Source records

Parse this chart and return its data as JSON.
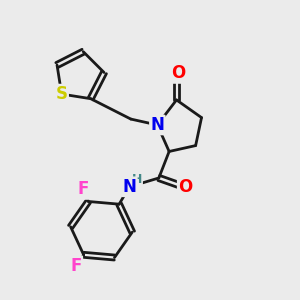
{
  "bg_color": "#ebebeb",
  "bond_color": "#1a1a1a",
  "bond_width": 2.0,
  "atom_colors": {
    "O": "#ff0000",
    "N": "#0000ee",
    "S": "#cccc00",
    "F": "#ff44cc",
    "H": "#448888",
    "C": "#1a1a1a"
  },
  "font_size_atom": 12,
  "font_size_H": 9,
  "figsize": [
    3.0,
    3.0
  ],
  "dpi": 100
}
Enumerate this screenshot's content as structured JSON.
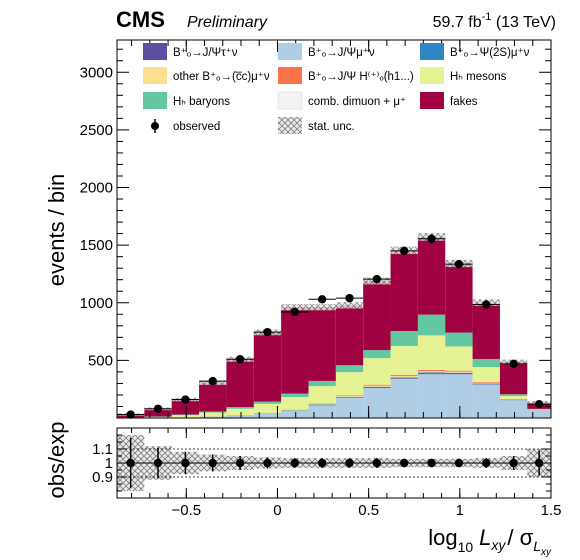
{
  "header": {
    "experiment": "CMS",
    "status": "Preliminary",
    "luminosity": "59.7 fb",
    "lumi_exp": "-1",
    "energy": " (13 TeV)"
  },
  "colors": {
    "bc_jpsi_tau": "#5d4ea2",
    "bc_jpsi_mu": "#afcde4",
    "bc_psi2s_mu": "#2f87c3",
    "other_bc": "#fde08f",
    "bc_jpsi_hc": "#fb7449",
    "hb_mesons": "#e6f394",
    "hb_baryons": "#63c79f",
    "comb_dimuon": "#f2f2f2",
    "fakes": "#9f0141"
  },
  "legend": [
    {
      "key": "bc_jpsi_tau",
      "label": "B⁺ₒ→J/Ψτ⁺ν",
      "kind": "fill"
    },
    {
      "key": "bc_jpsi_mu",
      "label": "B⁺ₒ→J/Ψμ⁺ν",
      "kind": "fill"
    },
    {
      "key": "bc_psi2s_mu",
      "label": "B⁺ₒ→Ψ(2S)μ⁺ν",
      "kind": "fill"
    },
    {
      "key": "other_bc",
      "label": "other B⁺ₒ→(c̅c)μ⁺ν",
      "kind": "fill"
    },
    {
      "key": "bc_jpsi_hc",
      "label": "B⁺ₒ→J/Ψ H⁽⁺⁾ₒ(h1...)",
      "kind": "fill"
    },
    {
      "key": "hb_mesons",
      "label": "Hₕ mesons",
      "kind": "fill"
    },
    {
      "key": "hb_baryons",
      "label": "Hₕ baryons",
      "kind": "fill"
    },
    {
      "key": "comb_dimuon",
      "label": "comb. dimuon + μ⁺",
      "kind": "fill"
    },
    {
      "key": "fakes",
      "label": "fakes",
      "kind": "fill"
    },
    {
      "key": "observed",
      "label": "observed",
      "kind": "marker"
    },
    {
      "key": "stat",
      "label": "stat. unc.",
      "kind": "hatch"
    }
  ],
  "axes": {
    "x_title_main": "log",
    "x_title_sub": "10",
    "x_title_var": "L",
    "x_title_var_sub": "xy",
    "x_title_slash": "/ σ",
    "x_title_sigma_sub": "L",
    "x_title_sigma_subsub": "xy",
    "y_title_main": "events / bin",
    "y_title_ratio": "obs/exp"
  },
  "chart_data": [
    {
      "type": "bar",
      "stacked": true,
      "xlim": [
        -0.88,
        1.5
      ],
      "ylim": [
        0,
        3280
      ],
      "xlabel": "log10 Lxy/ σLxy",
      "ylabel": "events / bin",
      "bin_edges": [
        -0.88,
        -0.73,
        -0.58,
        -0.43,
        -0.28,
        -0.13,
        0.02,
        0.17,
        0.32,
        0.47,
        0.62,
        0.77,
        0.92,
        1.07,
        1.22,
        1.37,
        1.5
      ],
      "series": [
        {
          "name": "B⁺ₒ→J/Ψμ⁺ν",
          "key": "bc_jpsi_mu",
          "values": [
            0,
            0,
            5,
            10,
            20,
            35,
            60,
            110,
            175,
            260,
            340,
            380,
            380,
            290,
            155,
            65
          ]
        },
        {
          "name": "B⁺ₒ→J/Ψτ⁺ν",
          "key": "bc_jpsi_tau",
          "values": [
            0,
            0,
            0,
            0,
            1,
            1,
            2,
            3,
            4,
            5,
            6,
            7,
            6,
            4,
            2,
            1
          ]
        },
        {
          "name": "B⁺ₒ→Ψ(2S)μ⁺ν",
          "key": "bc_psi2s_mu",
          "values": [
            0,
            0,
            0,
            1,
            1,
            2,
            3,
            4,
            5,
            6,
            7,
            8,
            7,
            5,
            3,
            1
          ]
        },
        {
          "name": "other B⁺ₒ→(c̅c)μ⁺ν",
          "key": "other_bc",
          "values": [
            0,
            0,
            0,
            1,
            2,
            3,
            4,
            6,
            8,
            10,
            12,
            12,
            10,
            7,
            3,
            1
          ]
        },
        {
          "name": "B⁺ₒ→J/Ψ H⁽⁺⁾ₒ(h1...)",
          "key": "bc_jpsi_hc",
          "values": [
            0,
            0,
            0,
            1,
            1,
            2,
            3,
            4,
            6,
            8,
            10,
            10,
            8,
            6,
            3,
            1
          ]
        },
        {
          "name": "Hₕ mesons",
          "key": "hb_mesons",
          "values": [
            5,
            10,
            20,
            35,
            55,
            80,
            110,
            150,
            200,
            230,
            250,
            300,
            210,
            130,
            25,
            5
          ]
        },
        {
          "name": "Hₕ baryons",
          "key": "hb_baryons",
          "values": [
            0,
            3,
            5,
            8,
            15,
            20,
            30,
            45,
            60,
            70,
            130,
            180,
            120,
            70,
            15,
            5
          ]
        },
        {
          "name": "comb. dimuon + μ⁺",
          "key": "comb_dimuon",
          "values": [
            0,
            0,
            0,
            0,
            0,
            0,
            0,
            0,
            0,
            0,
            0,
            0,
            0,
            0,
            0,
            0
          ]
        },
        {
          "name": "fakes",
          "key": "fakes",
          "values": [
            25,
            67,
            130,
            250,
            415,
            600,
            750,
            640,
            520,
            600,
            700,
            675,
            600,
            490,
            280,
            55
          ]
        }
      ],
      "observed": {
        "name": "observed",
        "x": [
          -0.805,
          -0.655,
          -0.505,
          -0.355,
          -0.205,
          -0.055,
          0.095,
          0.245,
          0.395,
          0.545,
          0.695,
          0.845,
          0.995,
          1.145,
          1.295,
          1.435
        ],
        "y": [
          30,
          80,
          160,
          320,
          510,
          745,
          920,
          1030,
          1040,
          1205,
          1450,
          1555,
          1335,
          985,
          470,
          120
        ]
      }
    },
    {
      "type": "scatter",
      "xlim": [
        -0.88,
        1.5
      ],
      "ylim": [
        0.75,
        1.25
      ],
      "ylabel": "obs/exp",
      "x": [
        -0.805,
        -0.655,
        -0.505,
        -0.355,
        -0.205,
        -0.055,
        0.095,
        0.245,
        0.395,
        0.545,
        0.695,
        0.845,
        0.995,
        1.145,
        1.295,
        1.435
      ],
      "y": [
        1.0,
        1.0,
        1.0,
        1.0,
        1.0,
        1.0,
        1.0,
        1.0,
        1.0,
        1.0,
        1.0,
        1.0,
        1.0,
        1.0,
        1.0,
        1.0
      ],
      "yerr": [
        0.18,
        0.11,
        0.08,
        0.06,
        0.05,
        0.04,
        0.035,
        0.035,
        0.035,
        0.035,
        0.03,
        0.03,
        0.03,
        0.035,
        0.05,
        0.09
      ],
      "stat_unc": [
        0.2,
        0.12,
        0.08,
        0.06,
        0.05,
        0.04,
        0.035,
        0.035,
        0.035,
        0.035,
        0.03,
        0.03,
        0.03,
        0.035,
        0.05,
        0.1
      ],
      "reference_lines": [
        0.9,
        1.0,
        1.1
      ]
    }
  ]
}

What is asked
Report only the number of lines in the listing that contain the word "name".

Result of the task
10